▶ _Data provided_:
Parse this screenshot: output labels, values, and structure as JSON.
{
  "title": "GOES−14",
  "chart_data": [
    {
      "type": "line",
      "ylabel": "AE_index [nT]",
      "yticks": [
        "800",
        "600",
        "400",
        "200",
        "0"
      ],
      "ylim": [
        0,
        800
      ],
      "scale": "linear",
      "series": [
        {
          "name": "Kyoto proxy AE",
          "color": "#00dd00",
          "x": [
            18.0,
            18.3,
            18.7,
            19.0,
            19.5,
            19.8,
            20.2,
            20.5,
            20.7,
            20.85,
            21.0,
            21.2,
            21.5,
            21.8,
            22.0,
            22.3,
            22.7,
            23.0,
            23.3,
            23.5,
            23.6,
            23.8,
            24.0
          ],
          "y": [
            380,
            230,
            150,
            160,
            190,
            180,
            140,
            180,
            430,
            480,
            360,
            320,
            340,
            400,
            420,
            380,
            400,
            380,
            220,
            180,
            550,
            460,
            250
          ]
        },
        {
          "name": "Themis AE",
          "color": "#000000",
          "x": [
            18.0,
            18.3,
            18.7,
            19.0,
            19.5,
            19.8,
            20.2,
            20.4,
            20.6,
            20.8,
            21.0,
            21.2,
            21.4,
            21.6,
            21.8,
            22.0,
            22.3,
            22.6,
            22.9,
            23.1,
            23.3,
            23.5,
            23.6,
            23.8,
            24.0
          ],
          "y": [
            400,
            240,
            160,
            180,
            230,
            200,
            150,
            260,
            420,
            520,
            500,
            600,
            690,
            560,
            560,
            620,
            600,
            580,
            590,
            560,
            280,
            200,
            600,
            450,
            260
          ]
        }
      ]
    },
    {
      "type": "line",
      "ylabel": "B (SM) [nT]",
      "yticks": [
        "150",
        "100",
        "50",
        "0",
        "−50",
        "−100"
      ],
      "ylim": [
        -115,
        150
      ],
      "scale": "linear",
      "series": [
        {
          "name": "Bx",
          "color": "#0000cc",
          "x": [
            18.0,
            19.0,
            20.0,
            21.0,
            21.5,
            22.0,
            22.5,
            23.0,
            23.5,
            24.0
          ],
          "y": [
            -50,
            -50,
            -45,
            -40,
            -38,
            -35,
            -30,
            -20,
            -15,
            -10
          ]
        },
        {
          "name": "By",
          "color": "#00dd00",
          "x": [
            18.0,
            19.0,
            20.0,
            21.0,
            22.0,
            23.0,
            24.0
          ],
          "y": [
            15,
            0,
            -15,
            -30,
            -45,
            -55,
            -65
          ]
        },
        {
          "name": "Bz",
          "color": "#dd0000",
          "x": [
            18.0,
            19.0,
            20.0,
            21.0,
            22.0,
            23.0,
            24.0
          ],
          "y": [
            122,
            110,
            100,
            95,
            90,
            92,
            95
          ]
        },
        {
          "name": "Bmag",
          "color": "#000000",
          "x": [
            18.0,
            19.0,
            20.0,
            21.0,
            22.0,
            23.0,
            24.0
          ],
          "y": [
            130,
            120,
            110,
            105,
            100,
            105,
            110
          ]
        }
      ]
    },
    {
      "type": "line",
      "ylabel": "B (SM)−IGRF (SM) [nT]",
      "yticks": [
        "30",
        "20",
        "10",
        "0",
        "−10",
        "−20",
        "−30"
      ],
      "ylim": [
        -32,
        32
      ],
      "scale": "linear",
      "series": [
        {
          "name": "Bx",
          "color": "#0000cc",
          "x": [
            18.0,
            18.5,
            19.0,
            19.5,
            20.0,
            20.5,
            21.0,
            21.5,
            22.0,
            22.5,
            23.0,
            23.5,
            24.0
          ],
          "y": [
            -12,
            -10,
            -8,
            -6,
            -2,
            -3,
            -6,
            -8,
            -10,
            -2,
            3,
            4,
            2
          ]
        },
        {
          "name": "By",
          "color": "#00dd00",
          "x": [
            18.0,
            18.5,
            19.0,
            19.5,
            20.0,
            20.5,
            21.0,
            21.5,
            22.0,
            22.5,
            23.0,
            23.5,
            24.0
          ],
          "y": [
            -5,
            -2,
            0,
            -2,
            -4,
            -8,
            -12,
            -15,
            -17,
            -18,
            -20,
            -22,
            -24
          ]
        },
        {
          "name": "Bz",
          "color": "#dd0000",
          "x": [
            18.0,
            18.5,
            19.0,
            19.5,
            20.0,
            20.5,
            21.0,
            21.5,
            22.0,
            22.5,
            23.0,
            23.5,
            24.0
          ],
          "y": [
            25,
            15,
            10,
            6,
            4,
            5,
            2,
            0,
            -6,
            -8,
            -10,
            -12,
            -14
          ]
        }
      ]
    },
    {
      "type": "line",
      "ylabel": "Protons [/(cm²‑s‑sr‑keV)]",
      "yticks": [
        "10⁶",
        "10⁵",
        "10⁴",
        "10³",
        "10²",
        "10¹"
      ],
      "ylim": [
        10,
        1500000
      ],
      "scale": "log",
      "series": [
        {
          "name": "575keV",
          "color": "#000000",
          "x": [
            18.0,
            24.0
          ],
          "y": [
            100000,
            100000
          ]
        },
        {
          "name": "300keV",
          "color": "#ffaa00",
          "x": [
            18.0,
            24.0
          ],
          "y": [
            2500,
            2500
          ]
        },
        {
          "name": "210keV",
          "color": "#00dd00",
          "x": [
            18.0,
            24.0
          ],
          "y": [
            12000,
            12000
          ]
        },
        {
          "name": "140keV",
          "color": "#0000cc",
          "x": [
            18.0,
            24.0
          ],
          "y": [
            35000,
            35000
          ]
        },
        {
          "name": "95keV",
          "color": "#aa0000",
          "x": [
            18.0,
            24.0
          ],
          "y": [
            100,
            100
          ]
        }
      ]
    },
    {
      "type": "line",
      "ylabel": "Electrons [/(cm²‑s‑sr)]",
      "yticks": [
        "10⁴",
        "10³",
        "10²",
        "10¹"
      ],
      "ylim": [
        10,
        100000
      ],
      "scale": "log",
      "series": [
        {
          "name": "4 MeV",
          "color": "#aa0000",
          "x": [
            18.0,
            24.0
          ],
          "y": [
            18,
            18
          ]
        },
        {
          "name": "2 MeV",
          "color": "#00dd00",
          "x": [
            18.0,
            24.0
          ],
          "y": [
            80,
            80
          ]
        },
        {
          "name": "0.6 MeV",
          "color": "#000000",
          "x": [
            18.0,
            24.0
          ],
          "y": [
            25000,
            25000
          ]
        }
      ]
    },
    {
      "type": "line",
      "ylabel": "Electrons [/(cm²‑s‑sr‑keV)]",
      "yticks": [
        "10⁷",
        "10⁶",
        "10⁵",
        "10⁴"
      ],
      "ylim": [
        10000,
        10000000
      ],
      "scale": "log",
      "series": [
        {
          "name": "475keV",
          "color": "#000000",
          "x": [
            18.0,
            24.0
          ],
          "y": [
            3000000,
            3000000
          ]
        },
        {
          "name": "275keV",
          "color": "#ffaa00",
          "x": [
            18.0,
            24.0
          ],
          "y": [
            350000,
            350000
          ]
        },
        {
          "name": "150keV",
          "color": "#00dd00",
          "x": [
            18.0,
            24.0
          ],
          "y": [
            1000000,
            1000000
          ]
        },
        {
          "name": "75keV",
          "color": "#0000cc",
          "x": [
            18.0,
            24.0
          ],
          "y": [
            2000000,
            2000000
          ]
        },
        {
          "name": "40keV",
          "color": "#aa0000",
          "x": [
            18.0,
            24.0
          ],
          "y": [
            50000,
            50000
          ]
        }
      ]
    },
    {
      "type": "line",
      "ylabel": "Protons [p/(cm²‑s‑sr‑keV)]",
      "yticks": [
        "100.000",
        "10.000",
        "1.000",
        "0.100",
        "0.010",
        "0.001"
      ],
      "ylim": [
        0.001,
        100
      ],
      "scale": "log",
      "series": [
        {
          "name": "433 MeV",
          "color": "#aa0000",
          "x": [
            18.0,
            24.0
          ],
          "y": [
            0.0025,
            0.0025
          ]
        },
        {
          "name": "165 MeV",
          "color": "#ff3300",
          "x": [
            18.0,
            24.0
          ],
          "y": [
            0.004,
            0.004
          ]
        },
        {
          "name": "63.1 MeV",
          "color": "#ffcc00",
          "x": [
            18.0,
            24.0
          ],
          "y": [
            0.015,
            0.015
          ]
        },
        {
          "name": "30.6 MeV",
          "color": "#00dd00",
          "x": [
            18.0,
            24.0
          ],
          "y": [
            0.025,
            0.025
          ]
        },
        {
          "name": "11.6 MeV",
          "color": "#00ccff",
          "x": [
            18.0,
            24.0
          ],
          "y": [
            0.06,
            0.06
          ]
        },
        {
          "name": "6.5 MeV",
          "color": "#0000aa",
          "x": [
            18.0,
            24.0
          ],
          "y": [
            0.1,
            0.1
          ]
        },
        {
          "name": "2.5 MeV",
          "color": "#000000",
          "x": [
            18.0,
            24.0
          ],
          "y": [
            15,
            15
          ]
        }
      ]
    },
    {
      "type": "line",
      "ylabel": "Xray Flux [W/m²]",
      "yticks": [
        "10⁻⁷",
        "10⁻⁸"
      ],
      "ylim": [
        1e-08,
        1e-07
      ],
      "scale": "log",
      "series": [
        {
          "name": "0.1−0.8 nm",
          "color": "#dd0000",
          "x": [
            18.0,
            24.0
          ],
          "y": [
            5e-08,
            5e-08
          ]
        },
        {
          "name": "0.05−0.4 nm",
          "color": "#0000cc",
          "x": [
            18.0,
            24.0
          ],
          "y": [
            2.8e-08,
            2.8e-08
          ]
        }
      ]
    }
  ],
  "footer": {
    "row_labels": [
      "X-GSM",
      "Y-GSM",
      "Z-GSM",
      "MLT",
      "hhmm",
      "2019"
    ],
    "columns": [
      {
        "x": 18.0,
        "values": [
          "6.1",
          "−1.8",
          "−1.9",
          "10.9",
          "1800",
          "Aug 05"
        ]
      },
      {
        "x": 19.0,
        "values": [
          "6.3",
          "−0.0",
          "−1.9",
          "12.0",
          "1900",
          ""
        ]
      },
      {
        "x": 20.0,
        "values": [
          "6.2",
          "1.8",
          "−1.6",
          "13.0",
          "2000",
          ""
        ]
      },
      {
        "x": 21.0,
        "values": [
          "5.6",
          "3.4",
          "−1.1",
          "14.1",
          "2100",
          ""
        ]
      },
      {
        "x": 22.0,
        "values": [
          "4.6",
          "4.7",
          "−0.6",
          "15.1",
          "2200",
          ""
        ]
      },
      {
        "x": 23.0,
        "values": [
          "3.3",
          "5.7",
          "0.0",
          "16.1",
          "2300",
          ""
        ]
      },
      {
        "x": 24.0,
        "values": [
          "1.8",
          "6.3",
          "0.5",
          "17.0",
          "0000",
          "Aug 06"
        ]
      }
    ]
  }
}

▶ _What the task requires_:
Which lines contain the word "Electrons"? Copy each of them.

▶ _The result_:
      "ylabel": "Electrons [/(cm²‑s‑sr)]",
      "ylabel": "Electrons [/(cm²‑s‑sr‑keV)]",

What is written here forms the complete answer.